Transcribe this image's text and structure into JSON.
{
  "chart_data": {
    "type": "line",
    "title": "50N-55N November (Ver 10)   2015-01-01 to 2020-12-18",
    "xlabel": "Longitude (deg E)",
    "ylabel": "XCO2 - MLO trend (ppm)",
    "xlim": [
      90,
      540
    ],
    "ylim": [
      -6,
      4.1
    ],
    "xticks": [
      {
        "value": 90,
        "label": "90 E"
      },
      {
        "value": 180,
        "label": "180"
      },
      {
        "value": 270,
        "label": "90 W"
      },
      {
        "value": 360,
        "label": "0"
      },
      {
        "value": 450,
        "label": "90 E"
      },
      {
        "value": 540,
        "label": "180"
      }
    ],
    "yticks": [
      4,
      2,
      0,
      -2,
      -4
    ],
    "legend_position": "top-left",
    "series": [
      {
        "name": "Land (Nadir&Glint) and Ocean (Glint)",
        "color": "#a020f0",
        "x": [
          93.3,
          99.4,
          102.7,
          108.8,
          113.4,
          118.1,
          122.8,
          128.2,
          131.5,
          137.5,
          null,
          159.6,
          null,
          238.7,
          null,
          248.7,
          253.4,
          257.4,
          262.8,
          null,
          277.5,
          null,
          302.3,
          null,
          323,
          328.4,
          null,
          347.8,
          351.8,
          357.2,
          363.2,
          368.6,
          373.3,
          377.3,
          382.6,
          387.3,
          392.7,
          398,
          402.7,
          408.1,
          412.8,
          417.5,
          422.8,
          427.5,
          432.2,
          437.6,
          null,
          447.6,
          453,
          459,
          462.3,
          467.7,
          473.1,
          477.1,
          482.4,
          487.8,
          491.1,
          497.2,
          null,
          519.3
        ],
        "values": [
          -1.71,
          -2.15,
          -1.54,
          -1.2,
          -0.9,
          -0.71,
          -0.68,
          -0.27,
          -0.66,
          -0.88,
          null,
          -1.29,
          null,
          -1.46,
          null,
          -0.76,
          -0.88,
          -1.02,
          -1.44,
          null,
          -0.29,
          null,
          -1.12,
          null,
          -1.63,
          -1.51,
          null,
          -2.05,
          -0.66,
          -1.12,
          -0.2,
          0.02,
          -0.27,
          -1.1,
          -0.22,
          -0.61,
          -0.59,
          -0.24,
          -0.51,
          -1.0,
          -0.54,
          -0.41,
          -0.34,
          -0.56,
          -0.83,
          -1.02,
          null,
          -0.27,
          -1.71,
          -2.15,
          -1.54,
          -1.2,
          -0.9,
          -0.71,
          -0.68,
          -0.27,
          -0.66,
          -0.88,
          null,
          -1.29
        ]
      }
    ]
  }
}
....
PROBLEM DESCRIPTION — Copy every line exactly. Leave nothing out.

THE ANSWER —
Transcribe this image's text and structure into JSON.
{
  "chart_data": {
    "type": "line",
    "title": "50N-55N November (Ver 10)   2015-01-01 to 2020-12-18",
    "xlabel": "Longitude (deg E)",
    "ylabel": "XCO2 - MLO trend (ppm)",
    "xlim": [
      90,
      540
    ],
    "ylim": [
      -6,
      4.1
    ],
    "xticks": [
      {
        "value": 90,
        "label": "90 E"
      },
      {
        "value": 180,
        "label": "180"
      },
      {
        "value": 270,
        "label": "90 W"
      },
      {
        "value": 360,
        "label": "0"
      },
      {
        "value": 450,
        "label": "90 E"
      },
      {
        "value": 540,
        "label": "180"
      }
    ],
    "yticks": [
      4,
      2,
      0,
      -2,
      -4
    ],
    "legend_position": "top-left",
    "series": [
      {
        "name": "Land (Nadir&Glint) and Ocean (Glint)",
        "color": "#a020f0",
        "x": [
          93.3,
          99.4,
          102.7,
          108.8,
          113.4,
          118.1,
          122.8,
          128.2,
          131.5,
          137.5,
          null,
          159.6,
          null,
          238.7,
          null,
          248.7,
          253.4,
          257.4,
          262.8,
          null,
          277.5,
          null,
          302.3,
          null,
          323,
          328.4,
          null,
          347.8,
          351.8,
          357.2,
          363.2,
          368.6,
          373.3,
          377.3,
          382.6,
          387.3,
          392.7,
          398,
          402.7,
          408.1,
          412.8,
          417.5,
          422.8,
          427.5,
          432.2,
          437.6,
          null,
          447.6,
          453,
          459,
          462.3,
          467.7,
          473.1,
          477.1,
          482.4,
          487.8,
          491.1,
          497.2,
          null,
          519.3
        ],
        "values": [
          -1.71,
          -2.15,
          -1.54,
          -1.2,
          -0.9,
          -0.71,
          -0.68,
          -0.27,
          -0.66,
          -0.88,
          null,
          -1.29,
          null,
          -1.46,
          null,
          -0.76,
          -0.88,
          -1.02,
          -1.44,
          null,
          -0.29,
          null,
          -1.12,
          null,
          -1.63,
          -1.51,
          null,
          -2.05,
          -0.66,
          -1.12,
          -0.2,
          0.02,
          -0.27,
          -1.1,
          -0.22,
          -0.61,
          -0.59,
          -0.24,
          -0.51,
          -1.0,
          -0.54,
          -0.41,
          -0.34,
          -0.56,
          -0.83,
          -1.02,
          null,
          -0.27,
          -1.71,
          -2.15,
          -1.54,
          -1.2,
          -0.9,
          -0.71,
          -0.68,
          -0.27,
          -0.66,
          -0.88,
          null,
          -1.29
        ]
      }
    ]
  }
}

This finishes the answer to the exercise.